> [DO THIS]: Leaving out every picture, quote the data below exactly as it appears.

> [SOURCE DATA]:
>>
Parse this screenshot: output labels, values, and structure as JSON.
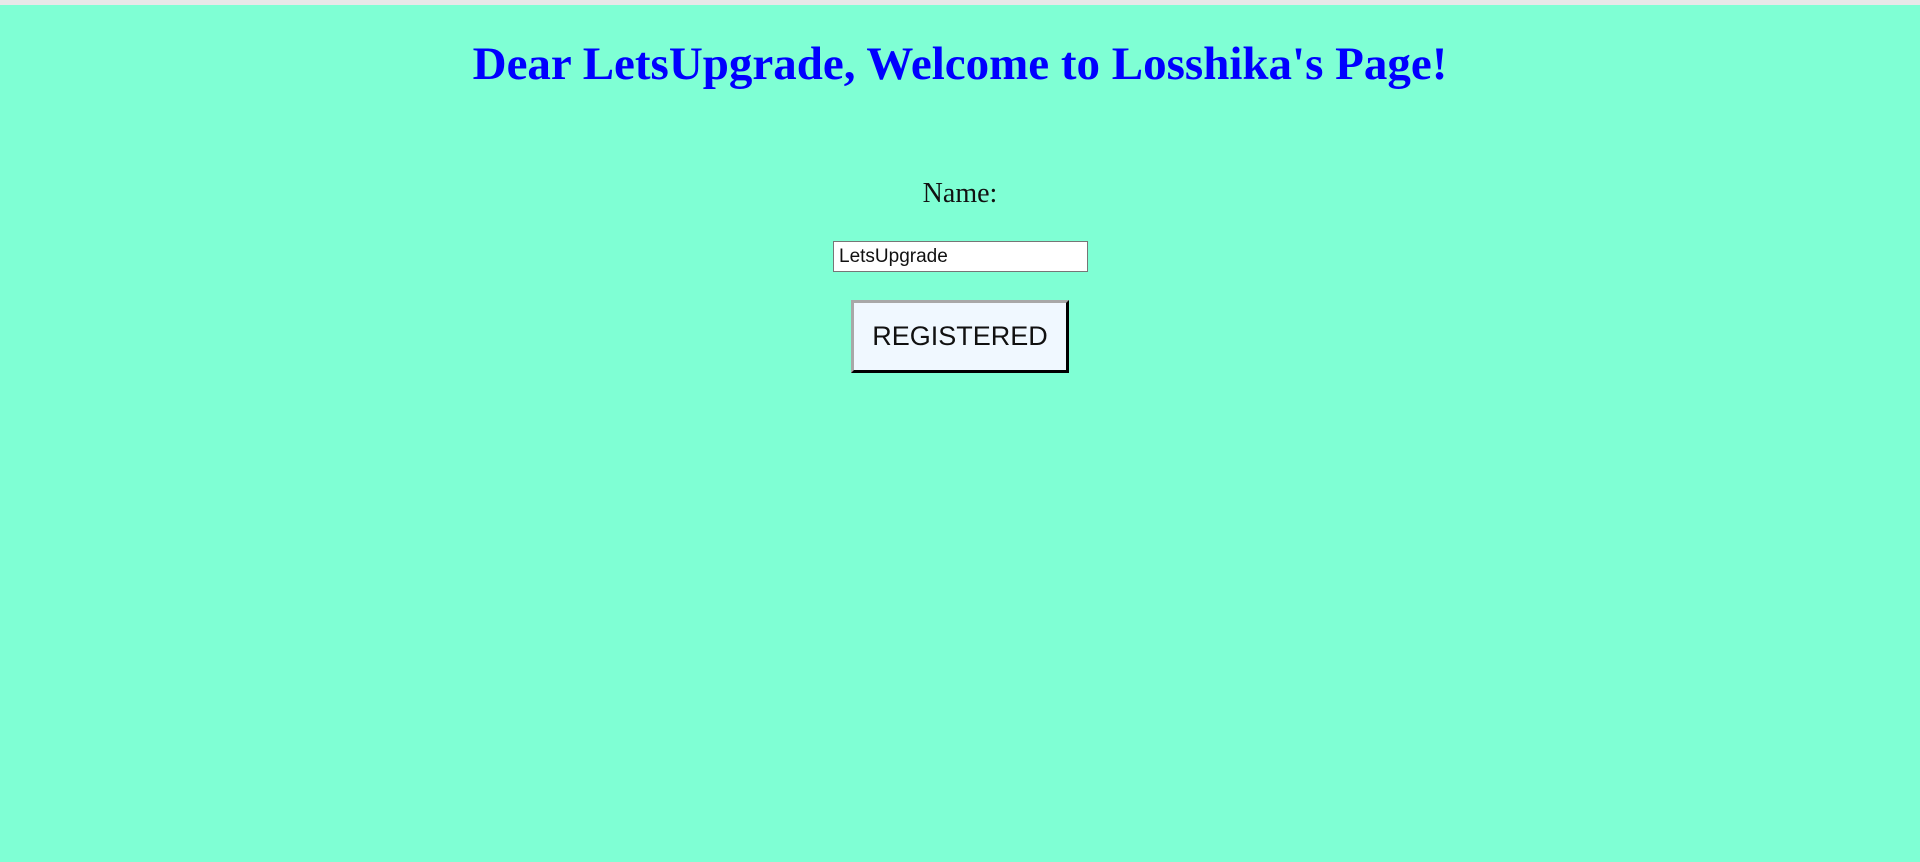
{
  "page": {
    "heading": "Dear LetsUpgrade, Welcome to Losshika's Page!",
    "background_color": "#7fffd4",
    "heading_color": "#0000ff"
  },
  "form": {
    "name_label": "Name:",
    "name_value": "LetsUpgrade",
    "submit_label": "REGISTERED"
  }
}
<<
> [WRITTEN SOLUTION]:
Parse this screenshot: output labels, values, and structure as JSON.
{
  "page": {
    "heading": "Dear LetsUpgrade, Welcome to Losshika's Page!",
    "background_color": "#7fffd4",
    "heading_color": "#0000ff"
  },
  "form": {
    "name_label": "Name:",
    "name_value": "LetsUpgrade",
    "submit_label": "REGISTERED"
  }
}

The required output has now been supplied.